→ **RECORDS SUPPLIED**:

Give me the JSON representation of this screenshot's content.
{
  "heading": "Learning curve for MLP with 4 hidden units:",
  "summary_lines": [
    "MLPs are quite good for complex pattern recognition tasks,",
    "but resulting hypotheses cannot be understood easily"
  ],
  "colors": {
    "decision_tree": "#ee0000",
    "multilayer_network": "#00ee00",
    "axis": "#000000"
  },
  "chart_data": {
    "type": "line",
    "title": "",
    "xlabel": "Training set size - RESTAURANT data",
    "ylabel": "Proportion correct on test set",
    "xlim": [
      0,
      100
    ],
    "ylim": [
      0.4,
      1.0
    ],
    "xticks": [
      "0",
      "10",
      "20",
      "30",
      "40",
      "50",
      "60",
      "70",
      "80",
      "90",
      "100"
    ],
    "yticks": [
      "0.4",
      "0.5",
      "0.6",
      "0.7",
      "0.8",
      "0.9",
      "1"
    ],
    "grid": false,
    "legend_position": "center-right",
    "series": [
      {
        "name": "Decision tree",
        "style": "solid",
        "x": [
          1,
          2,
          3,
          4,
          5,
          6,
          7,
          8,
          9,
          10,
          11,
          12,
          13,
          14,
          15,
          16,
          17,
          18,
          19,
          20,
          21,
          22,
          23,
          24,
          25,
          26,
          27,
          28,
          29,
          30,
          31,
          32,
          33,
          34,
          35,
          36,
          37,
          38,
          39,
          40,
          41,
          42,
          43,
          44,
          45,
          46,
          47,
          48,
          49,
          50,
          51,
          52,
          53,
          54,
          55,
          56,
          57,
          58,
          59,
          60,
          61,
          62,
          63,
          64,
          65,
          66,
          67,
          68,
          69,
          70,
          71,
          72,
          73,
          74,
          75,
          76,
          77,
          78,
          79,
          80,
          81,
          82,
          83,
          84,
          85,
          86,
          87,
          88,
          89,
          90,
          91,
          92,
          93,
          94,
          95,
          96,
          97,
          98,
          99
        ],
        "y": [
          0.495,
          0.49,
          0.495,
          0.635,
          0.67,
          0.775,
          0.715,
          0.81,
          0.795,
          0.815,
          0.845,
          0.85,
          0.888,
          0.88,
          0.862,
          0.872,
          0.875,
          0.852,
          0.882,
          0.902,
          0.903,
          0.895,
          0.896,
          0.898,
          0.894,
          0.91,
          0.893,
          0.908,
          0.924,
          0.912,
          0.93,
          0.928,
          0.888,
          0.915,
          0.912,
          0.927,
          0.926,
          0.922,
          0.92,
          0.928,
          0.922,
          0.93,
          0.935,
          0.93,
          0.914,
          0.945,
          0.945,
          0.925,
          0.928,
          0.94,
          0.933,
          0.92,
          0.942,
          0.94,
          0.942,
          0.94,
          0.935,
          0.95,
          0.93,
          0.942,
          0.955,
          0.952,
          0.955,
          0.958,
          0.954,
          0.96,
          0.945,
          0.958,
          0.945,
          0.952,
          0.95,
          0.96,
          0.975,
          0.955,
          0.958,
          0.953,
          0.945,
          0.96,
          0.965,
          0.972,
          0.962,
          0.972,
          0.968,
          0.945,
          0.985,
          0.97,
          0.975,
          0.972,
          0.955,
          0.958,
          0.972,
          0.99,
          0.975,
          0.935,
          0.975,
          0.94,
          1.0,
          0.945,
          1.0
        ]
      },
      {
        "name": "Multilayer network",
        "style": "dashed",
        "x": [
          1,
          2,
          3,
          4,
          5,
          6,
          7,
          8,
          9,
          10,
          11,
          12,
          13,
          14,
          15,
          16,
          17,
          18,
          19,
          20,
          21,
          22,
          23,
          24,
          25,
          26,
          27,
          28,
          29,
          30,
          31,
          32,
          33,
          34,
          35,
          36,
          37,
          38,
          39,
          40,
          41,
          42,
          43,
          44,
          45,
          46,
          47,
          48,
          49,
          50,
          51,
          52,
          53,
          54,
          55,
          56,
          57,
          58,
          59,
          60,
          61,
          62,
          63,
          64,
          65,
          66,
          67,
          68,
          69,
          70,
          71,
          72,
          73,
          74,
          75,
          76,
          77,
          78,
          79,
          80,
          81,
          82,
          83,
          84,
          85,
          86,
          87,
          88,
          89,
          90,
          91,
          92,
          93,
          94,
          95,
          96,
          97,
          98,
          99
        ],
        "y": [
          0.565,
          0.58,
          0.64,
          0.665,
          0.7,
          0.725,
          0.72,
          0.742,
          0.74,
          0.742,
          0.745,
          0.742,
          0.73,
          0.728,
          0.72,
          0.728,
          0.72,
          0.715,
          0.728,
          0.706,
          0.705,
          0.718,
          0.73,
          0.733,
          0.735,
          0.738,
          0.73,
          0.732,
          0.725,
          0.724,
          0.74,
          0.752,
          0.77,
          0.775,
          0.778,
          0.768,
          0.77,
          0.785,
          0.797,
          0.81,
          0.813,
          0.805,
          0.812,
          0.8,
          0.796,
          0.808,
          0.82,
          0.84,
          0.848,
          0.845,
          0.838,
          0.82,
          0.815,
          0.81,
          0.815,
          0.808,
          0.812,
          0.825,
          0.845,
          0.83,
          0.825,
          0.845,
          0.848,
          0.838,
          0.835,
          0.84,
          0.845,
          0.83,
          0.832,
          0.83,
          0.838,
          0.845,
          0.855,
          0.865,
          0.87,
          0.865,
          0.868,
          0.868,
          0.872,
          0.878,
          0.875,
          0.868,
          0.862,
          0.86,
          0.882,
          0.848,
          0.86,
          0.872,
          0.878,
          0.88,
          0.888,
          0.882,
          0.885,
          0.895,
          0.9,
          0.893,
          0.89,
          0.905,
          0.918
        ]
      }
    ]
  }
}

→ **BRIEF**: Look through the lines above and collect those with the word "name".

→ **WRITTEN REPLY**:
        "name": "Decision tree",
        "name": "Multilayer network",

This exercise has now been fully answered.